- [EXERCISE AIM] Each line should be copied exactly.

─── RECORDS SHOWN ───

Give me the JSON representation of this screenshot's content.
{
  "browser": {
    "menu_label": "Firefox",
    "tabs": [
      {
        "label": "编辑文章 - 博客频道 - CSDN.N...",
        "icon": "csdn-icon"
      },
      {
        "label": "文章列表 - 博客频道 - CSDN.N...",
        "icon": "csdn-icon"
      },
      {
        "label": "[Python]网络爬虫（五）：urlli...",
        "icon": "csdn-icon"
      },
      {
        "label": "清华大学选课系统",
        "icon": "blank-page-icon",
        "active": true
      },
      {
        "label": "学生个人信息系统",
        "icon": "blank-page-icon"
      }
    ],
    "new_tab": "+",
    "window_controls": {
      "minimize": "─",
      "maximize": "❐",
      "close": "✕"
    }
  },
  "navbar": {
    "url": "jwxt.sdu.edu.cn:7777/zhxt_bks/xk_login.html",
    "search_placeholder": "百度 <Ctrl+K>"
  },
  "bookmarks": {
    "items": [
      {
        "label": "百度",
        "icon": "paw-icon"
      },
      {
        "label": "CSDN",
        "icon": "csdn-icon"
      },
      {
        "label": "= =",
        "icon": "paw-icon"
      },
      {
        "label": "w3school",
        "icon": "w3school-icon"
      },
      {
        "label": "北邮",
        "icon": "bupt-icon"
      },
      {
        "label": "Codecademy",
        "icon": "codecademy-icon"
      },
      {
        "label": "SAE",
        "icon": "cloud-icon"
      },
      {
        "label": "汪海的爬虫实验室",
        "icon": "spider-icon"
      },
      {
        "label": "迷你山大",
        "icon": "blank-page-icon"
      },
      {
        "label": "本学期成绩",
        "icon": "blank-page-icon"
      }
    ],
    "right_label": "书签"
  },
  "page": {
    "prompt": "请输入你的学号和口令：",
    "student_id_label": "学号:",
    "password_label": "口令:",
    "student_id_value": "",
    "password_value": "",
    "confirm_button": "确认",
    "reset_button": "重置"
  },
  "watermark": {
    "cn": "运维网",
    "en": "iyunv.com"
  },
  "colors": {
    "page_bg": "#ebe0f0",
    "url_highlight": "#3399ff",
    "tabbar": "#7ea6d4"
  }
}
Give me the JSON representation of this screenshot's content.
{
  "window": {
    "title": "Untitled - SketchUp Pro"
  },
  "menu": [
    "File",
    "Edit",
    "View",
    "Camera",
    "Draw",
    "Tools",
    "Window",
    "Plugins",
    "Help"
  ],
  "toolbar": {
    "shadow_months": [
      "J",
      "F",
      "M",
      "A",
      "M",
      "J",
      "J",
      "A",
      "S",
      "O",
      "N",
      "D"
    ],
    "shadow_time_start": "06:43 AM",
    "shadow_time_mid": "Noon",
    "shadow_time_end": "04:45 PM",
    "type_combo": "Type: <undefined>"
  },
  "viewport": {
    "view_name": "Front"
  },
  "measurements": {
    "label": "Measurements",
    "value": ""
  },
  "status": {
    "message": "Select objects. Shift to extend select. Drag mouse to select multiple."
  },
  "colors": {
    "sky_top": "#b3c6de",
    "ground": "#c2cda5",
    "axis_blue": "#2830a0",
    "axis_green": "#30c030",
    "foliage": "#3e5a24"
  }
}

───

- [ANSWER TO THIS TASK]
Give me the JSON representation of this screenshot's content.
{
  "browser": {
    "menu_label": "Firefox",
    "tabs": [
      {
        "label": "编辑文章 - 博客频道 - CSDN.N...",
        "icon": "csdn-icon"
      },
      {
        "label": "文章列表 - 博客频道 - CSDN.N...",
        "icon": "csdn-icon"
      },
      {
        "label": "[Python]网络爬虫（五）：urlli...",
        "icon": "csdn-icon"
      },
      {
        "label": "清华大学选课系统",
        "icon": "blank-page-icon",
        "active": true
      },
      {
        "label": "学生个人信息系统",
        "icon": "blank-page-icon"
      }
    ],
    "new_tab": "+",
    "window_controls": {
      "minimize": "─",
      "maximize": "❐",
      "close": "✕"
    }
  },
  "navbar": {
    "url": "jwxt.sdu.edu.cn:7777/zhxt_bks/xk_login.html",
    "search_placeholder": "百度 <Ctrl+K>"
  },
  "bookmarks": {
    "items": [
      {
        "label": "百度",
        "icon": "paw-icon"
      },
      {
        "label": "CSDN",
        "icon": "csdn-icon"
      },
      {
        "label": "= =",
        "icon": "paw-icon"
      },
      {
        "label": "w3school",
        "icon": "w3school-icon"
      },
      {
        "label": "北邮",
        "icon": "bupt-icon"
      },
      {
        "label": "Codecademy",
        "icon": "codecademy-icon"
      },
      {
        "label": "SAE",
        "icon": "cloud-icon"
      },
      {
        "label": "汪海的爬虫实验室",
        "icon": "spider-icon"
      },
      {
        "label": "迷你山大",
        "icon": "blank-page-icon"
      },
      {
        "label": "本学期成绩",
        "icon": "blank-page-icon"
      }
    ],
    "right_label": "书签"
  },
  "page": {
    "prompt": "请输入你的学号和口令：",
    "student_id_label": "学号:",
    "password_label": "口令:",
    "student_id_value": "",
    "password_value": "",
    "confirm_button": "确认",
    "reset_button": "重置"
  },
  "watermark": {
    "cn": "运维网",
    "en": "iyunv.com"
  },
  "colors": {
    "page_bg": "#ebe0f0",
    "url_highlight": "#3399ff",
    "tabbar": "#7ea6d4"
  }
}
Give me the JSON representation of this screenshot's content.
{
  "window": {
    "title": "Untitled - SketchUp Pro"
  },
  "menu": [
    "File",
    "Edit",
    "View",
    "Camera",
    "Draw",
    "Tools",
    "Window",
    "Plugins",
    "Help"
  ],
  "toolbar": {
    "shadow_months": [
      "J",
      "F",
      "M",
      "A",
      "M",
      "J",
      "J",
      "A",
      "S",
      "O",
      "N",
      "D"
    ],
    "shadow_time_start": "06:43 AM",
    "shadow_time_mid": "Noon",
    "shadow_time_end": "04:45 PM",
    "type_combo": "Type: <undefined>"
  },
  "viewport": {
    "view_name": "Front"
  },
  "measurements": {
    "label": "Measurements",
    "value": ""
  },
  "status": {
    "message": "Select objects. Shift to extend select. Drag mouse to select multiple."
  },
  "colors": {
    "sky_top": "#b3c6de",
    "ground": "#c2cda5",
    "axis_blue": "#2830a0",
    "axis_green": "#30c030",
    "foliage": "#3e5a24"
  }
}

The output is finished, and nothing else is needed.